Locate each line containing the string "zmiana" and copy it out.

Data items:
** Start **
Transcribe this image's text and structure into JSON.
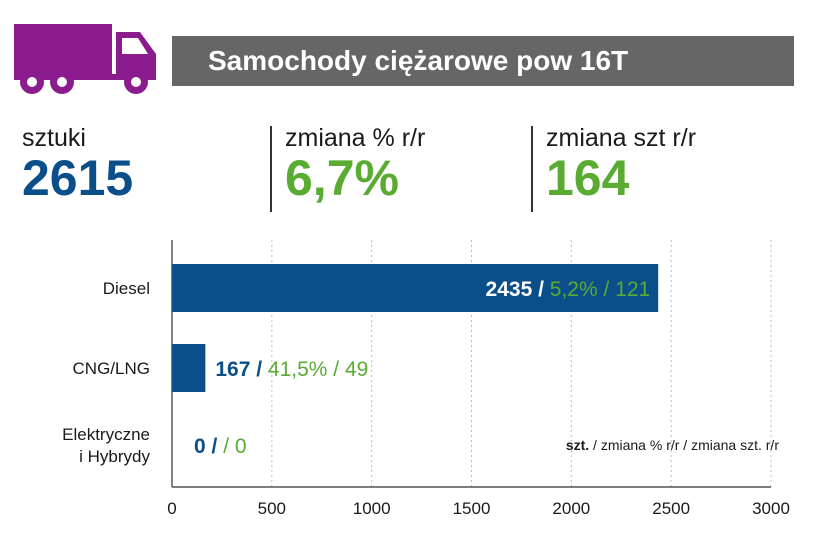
{
  "header": {
    "title": "Samochody ciężarowe pow 16T",
    "icon": "truck-icon",
    "icon_color": "#8a1c8e",
    "band_color": "#666666"
  },
  "kpis": [
    {
      "label": "sztuki",
      "value": "2615",
      "color": "#0b4f8a"
    },
    {
      "label": "zmiana % r/r",
      "value": "6,7%",
      "color": "#5aab32"
    },
    {
      "label": "zmiana szt r/r",
      "value": "164",
      "color": "#5aab32"
    }
  ],
  "chart_data": {
    "type": "bar",
    "orientation": "horizontal",
    "categories": [
      "Diesel",
      "CNG/LNG",
      "Elektryczne i Hybrydy"
    ],
    "category_lines": [
      [
        "Diesel"
      ],
      [
        "CNG/LNG"
      ],
      [
        "Elektryczne",
        "i Hybrydy"
      ]
    ],
    "values": [
      2435,
      167,
      0
    ],
    "annotations": [
      {
        "units": "2435 /",
        "pct": "5,2% / 121"
      },
      {
        "units": "167 /",
        "pct": "41,5% / 49"
      },
      {
        "units": "0 /",
        "pct": "/ 0"
      }
    ],
    "xlim": [
      0,
      3000
    ],
    "xticks": [
      0,
      500,
      1000,
      1500,
      2000,
      2500,
      3000
    ],
    "grid": "vertical dashed",
    "legend": {
      "bold": "szt.",
      "rest": " / zmiana % r/r / zmiana szt. r/r"
    },
    "colors": {
      "bar": "#0b4f8a",
      "units": "#0b4f8a",
      "pct": "#5aab32",
      "units_inside": "#ffffff"
    }
  }
}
** End **
- Result of this exercise
      "label": "zmiana % r/r",
      "label": "zmiana szt r/r",
      "rest": " / zmiana % r/r / zmiana szt. r/r"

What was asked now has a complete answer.